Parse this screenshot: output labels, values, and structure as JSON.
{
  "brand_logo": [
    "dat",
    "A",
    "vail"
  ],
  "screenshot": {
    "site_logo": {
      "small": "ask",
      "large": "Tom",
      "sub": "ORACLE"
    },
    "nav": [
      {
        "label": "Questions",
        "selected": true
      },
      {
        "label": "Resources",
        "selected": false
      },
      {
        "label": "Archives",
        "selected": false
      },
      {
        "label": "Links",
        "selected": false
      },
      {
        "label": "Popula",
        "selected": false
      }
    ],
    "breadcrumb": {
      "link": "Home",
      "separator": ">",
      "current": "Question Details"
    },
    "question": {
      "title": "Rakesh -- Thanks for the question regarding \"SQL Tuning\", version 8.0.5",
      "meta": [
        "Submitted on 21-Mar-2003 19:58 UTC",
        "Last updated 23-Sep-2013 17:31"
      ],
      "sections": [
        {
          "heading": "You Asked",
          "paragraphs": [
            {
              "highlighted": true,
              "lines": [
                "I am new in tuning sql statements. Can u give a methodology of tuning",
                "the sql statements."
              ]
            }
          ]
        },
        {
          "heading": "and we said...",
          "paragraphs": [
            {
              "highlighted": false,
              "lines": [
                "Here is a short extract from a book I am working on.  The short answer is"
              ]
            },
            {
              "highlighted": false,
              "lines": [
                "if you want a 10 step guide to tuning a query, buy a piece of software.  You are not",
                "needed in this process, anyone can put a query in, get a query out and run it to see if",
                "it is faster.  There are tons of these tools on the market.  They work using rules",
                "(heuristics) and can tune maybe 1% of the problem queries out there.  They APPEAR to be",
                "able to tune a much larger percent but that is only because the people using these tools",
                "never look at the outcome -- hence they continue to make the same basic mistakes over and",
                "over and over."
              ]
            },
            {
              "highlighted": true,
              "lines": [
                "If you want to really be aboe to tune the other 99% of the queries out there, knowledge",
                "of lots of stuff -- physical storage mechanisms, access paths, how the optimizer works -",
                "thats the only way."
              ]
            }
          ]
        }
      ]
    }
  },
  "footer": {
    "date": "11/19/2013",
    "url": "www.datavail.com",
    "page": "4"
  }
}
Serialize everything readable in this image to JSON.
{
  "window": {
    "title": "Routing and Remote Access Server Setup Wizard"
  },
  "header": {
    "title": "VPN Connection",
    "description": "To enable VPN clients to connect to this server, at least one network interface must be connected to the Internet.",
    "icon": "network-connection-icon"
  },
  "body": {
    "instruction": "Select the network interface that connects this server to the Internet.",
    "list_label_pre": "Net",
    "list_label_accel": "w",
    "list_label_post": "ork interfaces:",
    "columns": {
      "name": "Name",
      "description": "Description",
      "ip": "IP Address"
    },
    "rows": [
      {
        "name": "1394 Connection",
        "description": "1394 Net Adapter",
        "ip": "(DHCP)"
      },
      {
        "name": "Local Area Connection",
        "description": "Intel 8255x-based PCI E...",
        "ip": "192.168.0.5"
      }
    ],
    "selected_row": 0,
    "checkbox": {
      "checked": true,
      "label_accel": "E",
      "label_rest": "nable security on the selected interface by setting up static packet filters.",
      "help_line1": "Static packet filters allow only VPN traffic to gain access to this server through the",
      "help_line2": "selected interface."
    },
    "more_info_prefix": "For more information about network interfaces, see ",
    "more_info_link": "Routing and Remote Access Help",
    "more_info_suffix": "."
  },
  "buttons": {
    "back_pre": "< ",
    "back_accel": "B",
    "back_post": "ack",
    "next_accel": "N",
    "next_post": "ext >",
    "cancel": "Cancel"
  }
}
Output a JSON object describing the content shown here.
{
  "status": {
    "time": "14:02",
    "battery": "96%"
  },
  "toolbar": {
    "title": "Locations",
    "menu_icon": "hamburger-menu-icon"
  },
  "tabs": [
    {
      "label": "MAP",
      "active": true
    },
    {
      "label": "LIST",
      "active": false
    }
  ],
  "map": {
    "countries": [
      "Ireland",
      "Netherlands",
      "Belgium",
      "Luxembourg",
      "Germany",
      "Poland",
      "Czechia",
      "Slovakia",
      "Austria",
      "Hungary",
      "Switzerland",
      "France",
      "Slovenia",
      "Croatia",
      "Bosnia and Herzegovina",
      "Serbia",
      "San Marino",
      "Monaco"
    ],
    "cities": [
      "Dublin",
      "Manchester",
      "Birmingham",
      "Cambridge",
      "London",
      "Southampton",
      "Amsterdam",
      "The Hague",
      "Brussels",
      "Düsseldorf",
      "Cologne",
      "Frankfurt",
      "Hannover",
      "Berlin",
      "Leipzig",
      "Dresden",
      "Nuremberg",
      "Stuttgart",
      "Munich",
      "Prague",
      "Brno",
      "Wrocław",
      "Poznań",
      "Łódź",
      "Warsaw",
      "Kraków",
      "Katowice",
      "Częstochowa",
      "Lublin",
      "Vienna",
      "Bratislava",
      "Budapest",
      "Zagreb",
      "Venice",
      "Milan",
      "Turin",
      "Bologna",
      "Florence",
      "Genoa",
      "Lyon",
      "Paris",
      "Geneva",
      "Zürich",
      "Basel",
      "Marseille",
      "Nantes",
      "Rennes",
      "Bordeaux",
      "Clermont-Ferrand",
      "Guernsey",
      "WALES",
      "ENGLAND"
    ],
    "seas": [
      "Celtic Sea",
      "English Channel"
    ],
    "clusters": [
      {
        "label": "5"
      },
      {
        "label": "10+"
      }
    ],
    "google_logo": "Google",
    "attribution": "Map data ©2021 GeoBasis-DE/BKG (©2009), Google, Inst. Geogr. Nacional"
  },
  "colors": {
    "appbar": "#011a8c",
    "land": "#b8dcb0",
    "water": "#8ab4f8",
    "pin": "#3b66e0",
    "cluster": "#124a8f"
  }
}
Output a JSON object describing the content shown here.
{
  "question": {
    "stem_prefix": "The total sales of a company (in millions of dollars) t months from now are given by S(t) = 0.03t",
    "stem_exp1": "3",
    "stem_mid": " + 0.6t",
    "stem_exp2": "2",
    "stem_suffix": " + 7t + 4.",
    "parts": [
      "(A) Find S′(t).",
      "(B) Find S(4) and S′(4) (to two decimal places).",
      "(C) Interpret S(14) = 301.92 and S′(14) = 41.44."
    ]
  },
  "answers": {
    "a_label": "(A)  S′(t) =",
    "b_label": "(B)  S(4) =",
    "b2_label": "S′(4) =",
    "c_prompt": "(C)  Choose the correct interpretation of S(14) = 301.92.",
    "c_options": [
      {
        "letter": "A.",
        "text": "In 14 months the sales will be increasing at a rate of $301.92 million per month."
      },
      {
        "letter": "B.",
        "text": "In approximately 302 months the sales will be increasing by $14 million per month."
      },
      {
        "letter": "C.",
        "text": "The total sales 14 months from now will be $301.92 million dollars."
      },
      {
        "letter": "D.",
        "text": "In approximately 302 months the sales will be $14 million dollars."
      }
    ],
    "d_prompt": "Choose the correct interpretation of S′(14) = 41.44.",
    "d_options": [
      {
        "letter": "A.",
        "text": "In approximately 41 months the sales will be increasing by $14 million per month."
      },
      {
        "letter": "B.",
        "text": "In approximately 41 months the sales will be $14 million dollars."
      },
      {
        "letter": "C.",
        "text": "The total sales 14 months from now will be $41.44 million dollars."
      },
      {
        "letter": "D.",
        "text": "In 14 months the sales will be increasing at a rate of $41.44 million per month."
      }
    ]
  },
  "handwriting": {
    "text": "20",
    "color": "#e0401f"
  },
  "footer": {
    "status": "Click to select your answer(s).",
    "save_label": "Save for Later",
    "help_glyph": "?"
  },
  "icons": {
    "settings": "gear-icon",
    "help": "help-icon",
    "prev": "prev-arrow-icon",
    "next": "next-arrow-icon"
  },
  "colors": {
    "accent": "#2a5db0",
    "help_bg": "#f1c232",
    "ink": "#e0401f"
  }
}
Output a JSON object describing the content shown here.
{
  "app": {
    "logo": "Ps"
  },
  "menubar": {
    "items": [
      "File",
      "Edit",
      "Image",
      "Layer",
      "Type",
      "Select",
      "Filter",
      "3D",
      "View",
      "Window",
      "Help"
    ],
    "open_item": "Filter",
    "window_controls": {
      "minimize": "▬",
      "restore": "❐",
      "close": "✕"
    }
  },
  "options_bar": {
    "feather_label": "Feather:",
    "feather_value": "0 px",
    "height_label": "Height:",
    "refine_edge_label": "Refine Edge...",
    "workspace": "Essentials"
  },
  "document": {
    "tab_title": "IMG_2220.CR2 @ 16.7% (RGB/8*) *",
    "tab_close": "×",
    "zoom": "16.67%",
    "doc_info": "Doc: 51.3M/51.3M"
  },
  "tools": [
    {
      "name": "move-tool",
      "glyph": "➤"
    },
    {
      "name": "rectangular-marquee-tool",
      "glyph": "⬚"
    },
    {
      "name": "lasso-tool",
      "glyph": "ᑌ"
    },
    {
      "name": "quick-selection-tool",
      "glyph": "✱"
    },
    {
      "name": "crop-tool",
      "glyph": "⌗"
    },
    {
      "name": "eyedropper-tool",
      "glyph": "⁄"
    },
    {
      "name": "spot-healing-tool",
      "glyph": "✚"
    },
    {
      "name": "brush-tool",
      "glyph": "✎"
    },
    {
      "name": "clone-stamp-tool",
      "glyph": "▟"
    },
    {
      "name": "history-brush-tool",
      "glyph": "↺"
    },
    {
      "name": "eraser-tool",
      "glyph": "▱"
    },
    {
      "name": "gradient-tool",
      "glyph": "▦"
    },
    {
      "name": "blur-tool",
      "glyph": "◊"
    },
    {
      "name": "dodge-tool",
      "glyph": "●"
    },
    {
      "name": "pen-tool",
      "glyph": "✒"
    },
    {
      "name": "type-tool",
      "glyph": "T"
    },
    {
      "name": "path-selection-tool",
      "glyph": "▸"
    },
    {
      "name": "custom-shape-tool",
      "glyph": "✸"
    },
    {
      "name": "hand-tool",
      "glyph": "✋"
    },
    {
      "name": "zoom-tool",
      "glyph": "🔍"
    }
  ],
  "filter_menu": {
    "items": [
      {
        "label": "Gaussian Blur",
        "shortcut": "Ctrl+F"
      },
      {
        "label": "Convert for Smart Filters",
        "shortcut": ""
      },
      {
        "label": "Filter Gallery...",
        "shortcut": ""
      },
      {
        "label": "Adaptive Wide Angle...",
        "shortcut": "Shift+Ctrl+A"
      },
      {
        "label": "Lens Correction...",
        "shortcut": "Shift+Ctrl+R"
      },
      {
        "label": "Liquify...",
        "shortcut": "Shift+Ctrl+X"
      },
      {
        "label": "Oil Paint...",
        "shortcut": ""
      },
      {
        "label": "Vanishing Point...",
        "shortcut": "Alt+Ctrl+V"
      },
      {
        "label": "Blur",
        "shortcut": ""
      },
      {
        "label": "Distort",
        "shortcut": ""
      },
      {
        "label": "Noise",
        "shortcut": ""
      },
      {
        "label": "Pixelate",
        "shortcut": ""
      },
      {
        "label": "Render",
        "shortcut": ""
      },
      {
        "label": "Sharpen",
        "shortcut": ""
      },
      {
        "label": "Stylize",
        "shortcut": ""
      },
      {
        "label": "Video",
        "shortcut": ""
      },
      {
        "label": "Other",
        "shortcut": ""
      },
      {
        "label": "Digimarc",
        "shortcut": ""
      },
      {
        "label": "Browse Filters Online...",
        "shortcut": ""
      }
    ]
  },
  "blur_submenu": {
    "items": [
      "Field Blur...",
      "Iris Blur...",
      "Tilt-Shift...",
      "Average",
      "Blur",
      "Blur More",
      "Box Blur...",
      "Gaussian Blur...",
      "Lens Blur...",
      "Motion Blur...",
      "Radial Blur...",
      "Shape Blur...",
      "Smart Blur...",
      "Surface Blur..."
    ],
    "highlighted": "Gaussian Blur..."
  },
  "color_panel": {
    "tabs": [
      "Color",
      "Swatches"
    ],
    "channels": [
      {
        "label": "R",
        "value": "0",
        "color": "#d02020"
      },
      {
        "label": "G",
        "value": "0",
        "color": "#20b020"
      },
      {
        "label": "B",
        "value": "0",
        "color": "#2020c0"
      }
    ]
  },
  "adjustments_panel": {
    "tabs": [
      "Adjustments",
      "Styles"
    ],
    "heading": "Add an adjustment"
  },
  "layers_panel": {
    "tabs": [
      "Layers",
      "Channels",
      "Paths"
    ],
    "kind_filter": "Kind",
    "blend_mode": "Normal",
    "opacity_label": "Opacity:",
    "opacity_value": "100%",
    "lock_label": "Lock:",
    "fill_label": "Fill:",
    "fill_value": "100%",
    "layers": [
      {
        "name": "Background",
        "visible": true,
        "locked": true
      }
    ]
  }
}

▶ [EXERCISE OBJECTIVE]:
Copy out the lines that hold "tune".

▶ [REPLY]:
                "(heuristics) and can tune maybe 1% of the problem queries out there.  They APPEAR to be",
                "able to tune a much larger percent but that is only because the people using these tools",
                "If you want to really be aboe to tune the other 99% of the queries out there, knowledge",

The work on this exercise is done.